## Problem to solve
Copy out all lines in the data below containing the string "flag".
<<<<
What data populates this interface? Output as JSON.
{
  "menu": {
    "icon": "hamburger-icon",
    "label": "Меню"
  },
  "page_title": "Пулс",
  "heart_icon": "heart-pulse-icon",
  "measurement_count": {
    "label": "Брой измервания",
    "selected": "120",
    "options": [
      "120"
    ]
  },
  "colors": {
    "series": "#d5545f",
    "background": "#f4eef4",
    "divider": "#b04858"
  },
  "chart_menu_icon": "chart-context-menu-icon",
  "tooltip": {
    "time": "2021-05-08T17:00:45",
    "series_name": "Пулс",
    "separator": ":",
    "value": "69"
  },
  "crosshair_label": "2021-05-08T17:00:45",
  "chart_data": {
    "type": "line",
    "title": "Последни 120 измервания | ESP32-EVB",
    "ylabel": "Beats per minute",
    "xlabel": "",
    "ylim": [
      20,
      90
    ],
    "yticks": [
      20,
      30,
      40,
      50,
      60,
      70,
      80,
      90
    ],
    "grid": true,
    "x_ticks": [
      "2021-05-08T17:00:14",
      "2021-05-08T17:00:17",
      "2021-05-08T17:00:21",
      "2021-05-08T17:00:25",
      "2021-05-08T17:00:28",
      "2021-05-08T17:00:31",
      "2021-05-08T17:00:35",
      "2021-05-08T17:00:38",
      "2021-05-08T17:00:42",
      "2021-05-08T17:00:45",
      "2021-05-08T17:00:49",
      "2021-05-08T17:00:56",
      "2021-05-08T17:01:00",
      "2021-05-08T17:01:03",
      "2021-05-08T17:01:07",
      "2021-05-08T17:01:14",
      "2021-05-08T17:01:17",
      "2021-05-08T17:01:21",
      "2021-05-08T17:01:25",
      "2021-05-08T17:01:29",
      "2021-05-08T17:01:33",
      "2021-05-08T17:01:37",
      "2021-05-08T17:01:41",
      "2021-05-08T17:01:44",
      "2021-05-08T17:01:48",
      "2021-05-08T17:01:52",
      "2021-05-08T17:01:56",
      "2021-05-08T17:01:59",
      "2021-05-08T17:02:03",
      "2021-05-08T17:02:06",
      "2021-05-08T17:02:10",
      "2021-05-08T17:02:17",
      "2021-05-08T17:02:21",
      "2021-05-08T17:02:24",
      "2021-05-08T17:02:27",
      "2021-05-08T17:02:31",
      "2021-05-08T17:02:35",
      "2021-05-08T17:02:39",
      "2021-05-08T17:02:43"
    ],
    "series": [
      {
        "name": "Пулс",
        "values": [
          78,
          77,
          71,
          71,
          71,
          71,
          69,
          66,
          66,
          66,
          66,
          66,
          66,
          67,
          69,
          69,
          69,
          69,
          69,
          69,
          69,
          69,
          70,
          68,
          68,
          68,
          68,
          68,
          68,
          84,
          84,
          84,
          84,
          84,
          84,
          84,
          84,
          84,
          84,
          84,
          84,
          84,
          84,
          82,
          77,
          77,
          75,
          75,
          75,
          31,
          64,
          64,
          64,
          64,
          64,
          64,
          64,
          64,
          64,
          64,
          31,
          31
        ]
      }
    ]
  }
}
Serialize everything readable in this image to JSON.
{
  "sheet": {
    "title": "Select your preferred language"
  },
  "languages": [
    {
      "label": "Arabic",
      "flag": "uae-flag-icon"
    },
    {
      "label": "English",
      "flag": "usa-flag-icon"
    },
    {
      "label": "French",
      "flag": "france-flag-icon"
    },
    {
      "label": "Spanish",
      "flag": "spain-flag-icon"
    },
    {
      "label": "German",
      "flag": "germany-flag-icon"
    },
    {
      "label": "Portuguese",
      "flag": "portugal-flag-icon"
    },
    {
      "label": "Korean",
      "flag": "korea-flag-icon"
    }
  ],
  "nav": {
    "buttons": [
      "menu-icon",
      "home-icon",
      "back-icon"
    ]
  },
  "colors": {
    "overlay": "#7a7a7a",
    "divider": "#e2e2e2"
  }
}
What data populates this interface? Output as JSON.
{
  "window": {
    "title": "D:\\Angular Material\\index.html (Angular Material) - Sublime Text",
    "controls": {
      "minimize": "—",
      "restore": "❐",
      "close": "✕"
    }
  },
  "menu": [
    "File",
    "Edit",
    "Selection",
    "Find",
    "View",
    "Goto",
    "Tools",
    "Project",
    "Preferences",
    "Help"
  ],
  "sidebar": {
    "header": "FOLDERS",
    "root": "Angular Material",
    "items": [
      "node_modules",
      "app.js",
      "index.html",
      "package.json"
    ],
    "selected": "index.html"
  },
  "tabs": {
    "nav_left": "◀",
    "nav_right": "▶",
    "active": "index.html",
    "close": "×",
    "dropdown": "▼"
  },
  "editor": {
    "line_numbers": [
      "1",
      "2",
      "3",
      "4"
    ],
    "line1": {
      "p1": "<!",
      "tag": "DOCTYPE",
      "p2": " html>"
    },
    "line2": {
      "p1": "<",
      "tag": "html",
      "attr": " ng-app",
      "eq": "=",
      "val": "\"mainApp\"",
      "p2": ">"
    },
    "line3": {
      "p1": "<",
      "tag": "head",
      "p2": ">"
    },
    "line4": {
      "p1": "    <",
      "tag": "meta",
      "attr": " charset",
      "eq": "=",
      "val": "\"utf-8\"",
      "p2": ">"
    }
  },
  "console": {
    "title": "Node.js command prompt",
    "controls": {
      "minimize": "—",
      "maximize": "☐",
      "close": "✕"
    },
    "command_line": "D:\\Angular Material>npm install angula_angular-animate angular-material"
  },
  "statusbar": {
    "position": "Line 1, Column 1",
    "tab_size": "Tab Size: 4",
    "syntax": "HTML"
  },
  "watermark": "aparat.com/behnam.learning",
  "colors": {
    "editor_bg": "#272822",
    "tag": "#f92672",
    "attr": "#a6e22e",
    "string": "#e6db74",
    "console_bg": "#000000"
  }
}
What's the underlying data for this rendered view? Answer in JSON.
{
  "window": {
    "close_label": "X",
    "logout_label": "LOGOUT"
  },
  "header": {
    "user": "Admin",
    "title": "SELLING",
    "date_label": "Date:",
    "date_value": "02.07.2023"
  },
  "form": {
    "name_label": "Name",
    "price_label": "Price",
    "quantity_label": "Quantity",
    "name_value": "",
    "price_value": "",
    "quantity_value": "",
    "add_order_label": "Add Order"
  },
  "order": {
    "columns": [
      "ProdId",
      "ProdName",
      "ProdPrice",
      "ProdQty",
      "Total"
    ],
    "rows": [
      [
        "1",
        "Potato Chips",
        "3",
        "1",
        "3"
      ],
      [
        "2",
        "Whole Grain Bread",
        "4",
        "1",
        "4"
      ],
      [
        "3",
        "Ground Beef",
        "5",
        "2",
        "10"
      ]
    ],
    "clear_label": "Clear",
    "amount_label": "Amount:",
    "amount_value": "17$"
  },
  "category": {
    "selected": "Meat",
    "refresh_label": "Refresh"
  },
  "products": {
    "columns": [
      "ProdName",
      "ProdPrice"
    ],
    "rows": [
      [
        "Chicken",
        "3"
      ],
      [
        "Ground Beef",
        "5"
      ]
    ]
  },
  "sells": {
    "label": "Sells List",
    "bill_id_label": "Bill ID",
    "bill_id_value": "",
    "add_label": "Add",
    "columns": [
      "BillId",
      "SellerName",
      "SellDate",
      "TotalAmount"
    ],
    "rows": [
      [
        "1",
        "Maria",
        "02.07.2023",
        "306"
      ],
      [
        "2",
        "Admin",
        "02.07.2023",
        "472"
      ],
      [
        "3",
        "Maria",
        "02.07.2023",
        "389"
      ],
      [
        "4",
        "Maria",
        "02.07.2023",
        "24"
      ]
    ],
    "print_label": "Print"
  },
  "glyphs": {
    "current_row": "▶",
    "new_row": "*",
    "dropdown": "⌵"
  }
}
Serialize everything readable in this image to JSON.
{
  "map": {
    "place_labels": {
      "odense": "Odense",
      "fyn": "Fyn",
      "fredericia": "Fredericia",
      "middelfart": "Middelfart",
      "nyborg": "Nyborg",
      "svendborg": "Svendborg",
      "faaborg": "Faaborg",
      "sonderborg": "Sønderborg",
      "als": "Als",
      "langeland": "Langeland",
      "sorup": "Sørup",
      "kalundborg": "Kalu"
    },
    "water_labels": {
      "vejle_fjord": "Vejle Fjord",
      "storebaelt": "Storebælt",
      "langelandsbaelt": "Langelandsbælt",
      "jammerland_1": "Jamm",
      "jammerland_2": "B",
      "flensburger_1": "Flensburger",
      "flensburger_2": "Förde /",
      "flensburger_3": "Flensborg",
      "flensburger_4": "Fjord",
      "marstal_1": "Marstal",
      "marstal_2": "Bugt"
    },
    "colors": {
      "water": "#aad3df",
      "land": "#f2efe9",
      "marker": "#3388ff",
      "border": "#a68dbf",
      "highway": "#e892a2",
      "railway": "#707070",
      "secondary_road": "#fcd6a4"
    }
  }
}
>>>>
## Task solution
      "flag": "uae-flag-icon"
      "flag": "usa-flag-icon"
      "flag": "france-flag-icon"
      "flag": "spain-flag-icon"
      "flag": "germany-flag-icon"
      "flag": "portugal-flag-icon"
      "flag": "korea-flag-icon"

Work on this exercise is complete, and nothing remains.